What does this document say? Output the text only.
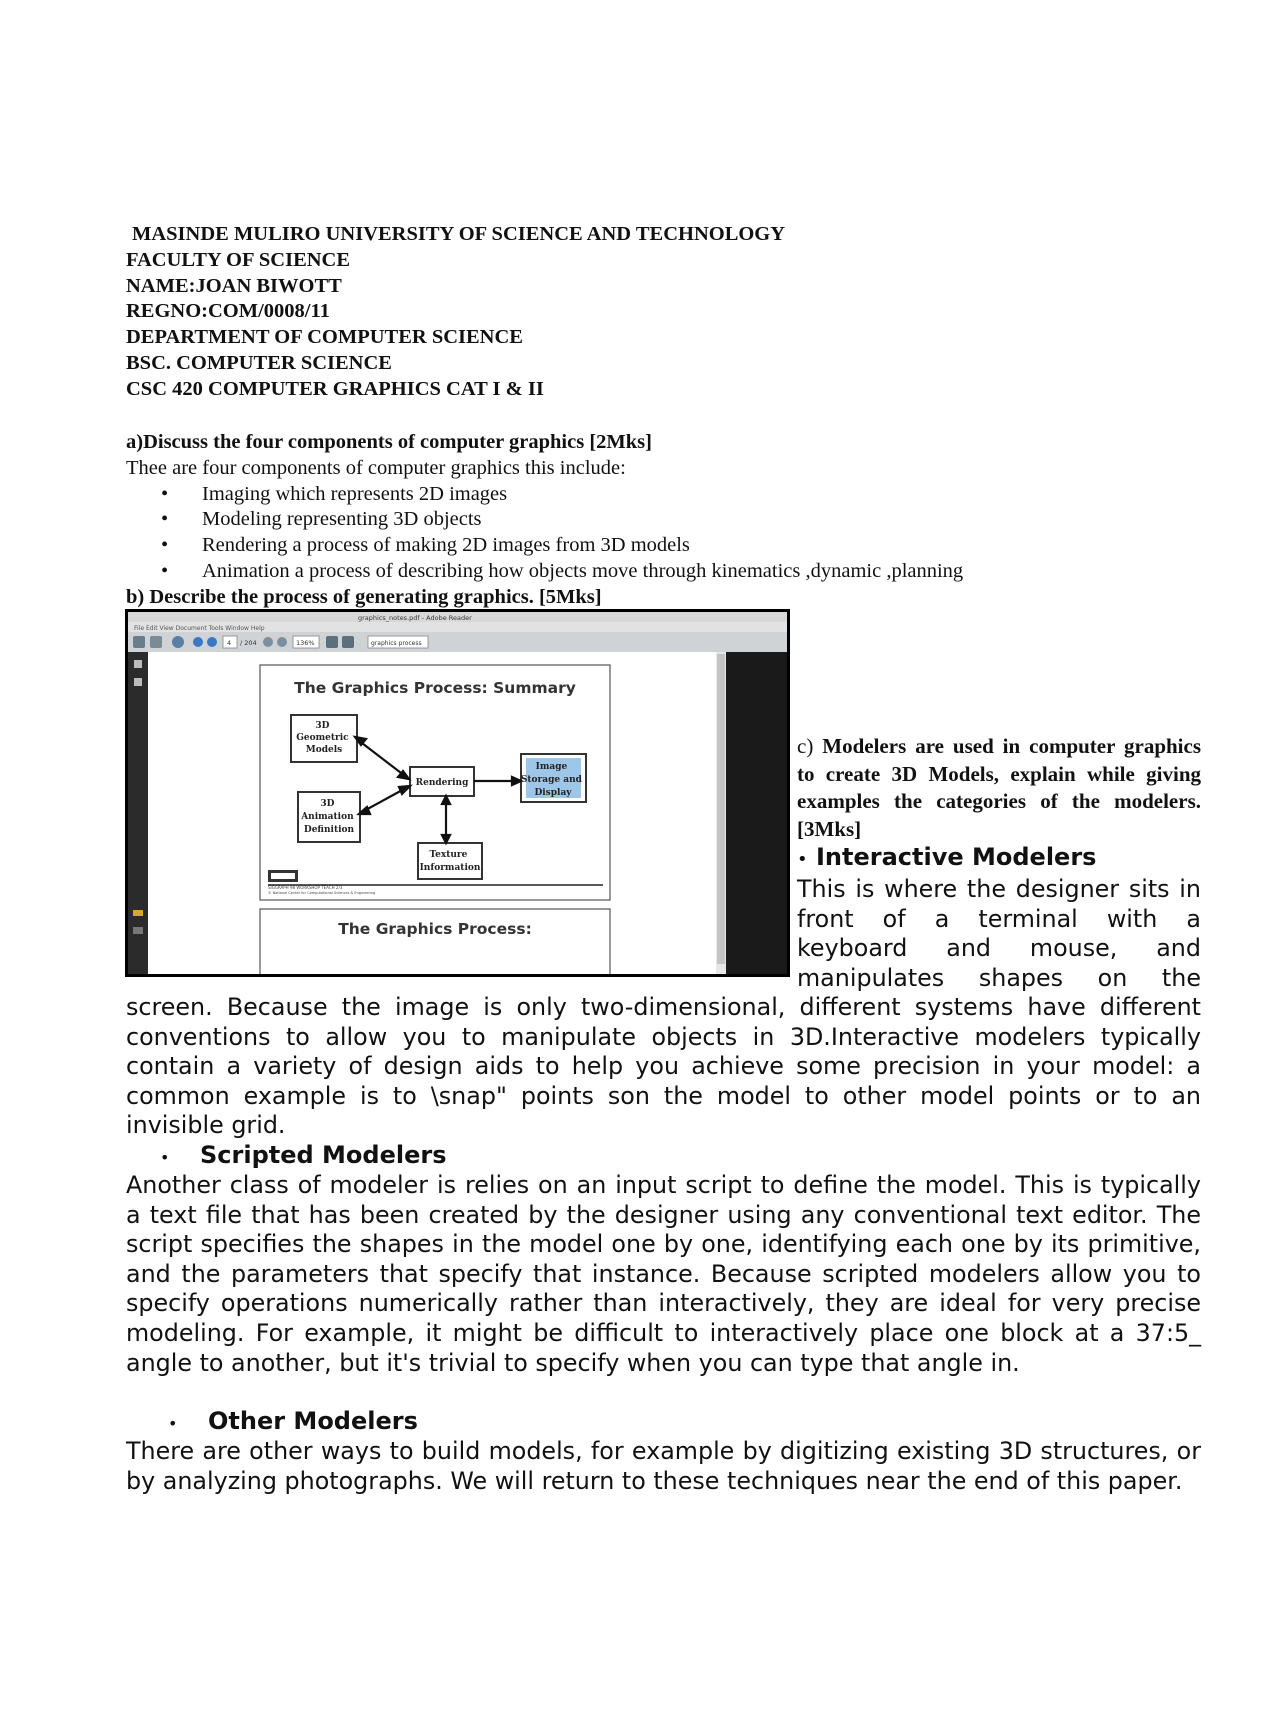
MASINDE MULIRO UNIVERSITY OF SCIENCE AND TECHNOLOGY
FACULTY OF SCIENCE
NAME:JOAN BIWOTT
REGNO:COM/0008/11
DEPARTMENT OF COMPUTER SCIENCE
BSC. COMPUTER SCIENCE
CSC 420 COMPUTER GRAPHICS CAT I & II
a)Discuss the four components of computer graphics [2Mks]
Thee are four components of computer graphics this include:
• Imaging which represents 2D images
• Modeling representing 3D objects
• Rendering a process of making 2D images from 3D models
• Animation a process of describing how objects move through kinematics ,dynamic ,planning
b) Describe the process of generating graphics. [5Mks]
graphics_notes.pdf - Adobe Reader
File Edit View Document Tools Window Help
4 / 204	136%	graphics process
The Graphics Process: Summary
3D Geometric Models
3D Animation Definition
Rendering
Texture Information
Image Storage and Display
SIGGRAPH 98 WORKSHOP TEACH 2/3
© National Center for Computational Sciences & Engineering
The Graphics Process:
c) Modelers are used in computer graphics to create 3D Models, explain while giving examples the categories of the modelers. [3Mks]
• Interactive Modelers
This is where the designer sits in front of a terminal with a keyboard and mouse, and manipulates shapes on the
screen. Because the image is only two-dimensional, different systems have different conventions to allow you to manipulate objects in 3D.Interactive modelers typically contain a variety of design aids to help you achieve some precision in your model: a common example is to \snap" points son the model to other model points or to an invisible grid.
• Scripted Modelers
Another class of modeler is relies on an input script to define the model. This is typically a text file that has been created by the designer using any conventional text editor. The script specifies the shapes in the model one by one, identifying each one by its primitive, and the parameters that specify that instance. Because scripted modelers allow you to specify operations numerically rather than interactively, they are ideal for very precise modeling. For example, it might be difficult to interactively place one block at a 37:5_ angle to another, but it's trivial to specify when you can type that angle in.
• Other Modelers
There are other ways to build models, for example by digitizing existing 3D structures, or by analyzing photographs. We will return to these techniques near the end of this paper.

§ Written task:
From the records given above, reproduce all text exactly and exclude each picture.

§ Answer to the problem:
What does this document say? Output the text only.
MASINDE MULIRO UNIVERSITY OF SCIENCE AND TECHNOLOGY
FACULTY OF SCIENCE
NAME:JOAN BIWOTT
REGNO:COM/0008/11
DEPARTMENT OF COMPUTER SCIENCE
BSC. COMPUTER SCIENCE
CSC 420 COMPUTER GRAPHICS CAT I & II
a)Discuss the four components of computer graphics [2Mks]
Thee are four components of computer graphics this include:
• Imaging which represents 2D images
• Modeling representing 3D objects
• Rendering a process of making 2D images from 3D models
• Animation a process of describing how objects move through kinematics ,dynamic ,planning
b) Describe the process of generating graphics. [5Mks]
graphics_notes.pdf - Adobe Reader
File Edit View Document Tools Window Help
4 / 204	136%	graphics process
The Graphics Process: Summary
3D Geometric Models
3D Animation Definition
Rendering
Texture Information
Image Storage and Display
SIGGRAPH 98 WORKSHOP TEACH 2/3
© National Center for Computational Sciences & Engineering
The Graphics Process:
c) Modelers are used in computer graphics to create 3D Models, explain while giving examples the categories of the modelers. [3Mks]
• Interactive Modelers
This is where the designer sits in front of a terminal with a keyboard and mouse, and manipulates shapes on the
screen. Because the image is only two-dimensional, different systems have different conventions to allow you to manipulate objects in 3D.Interactive modelers typically contain a variety of design aids to help you achieve some precision in your model: a common example is to \snap" points son the model to other model points or to an invisible grid.
• Scripted Modelers
Another class of modeler is relies on an input script to define the model. This is typically a text file that has been created by the designer using any conventional text editor. The script specifies the shapes in the model one by one, identifying each one by its primitive, and the parameters that specify that instance. Because scripted modelers allow you to specify operations numerically rather than interactively, they are ideal for very precise modeling. For example, it might be difficult to interactively place one block at a 37:5_ angle to another, but it's trivial to specify when you can type that angle in.
• Other Modelers
There are other ways to build models, for example by digitizing existing 3D structures, or by analyzing photographs. We will return to these techniques near the end of this paper.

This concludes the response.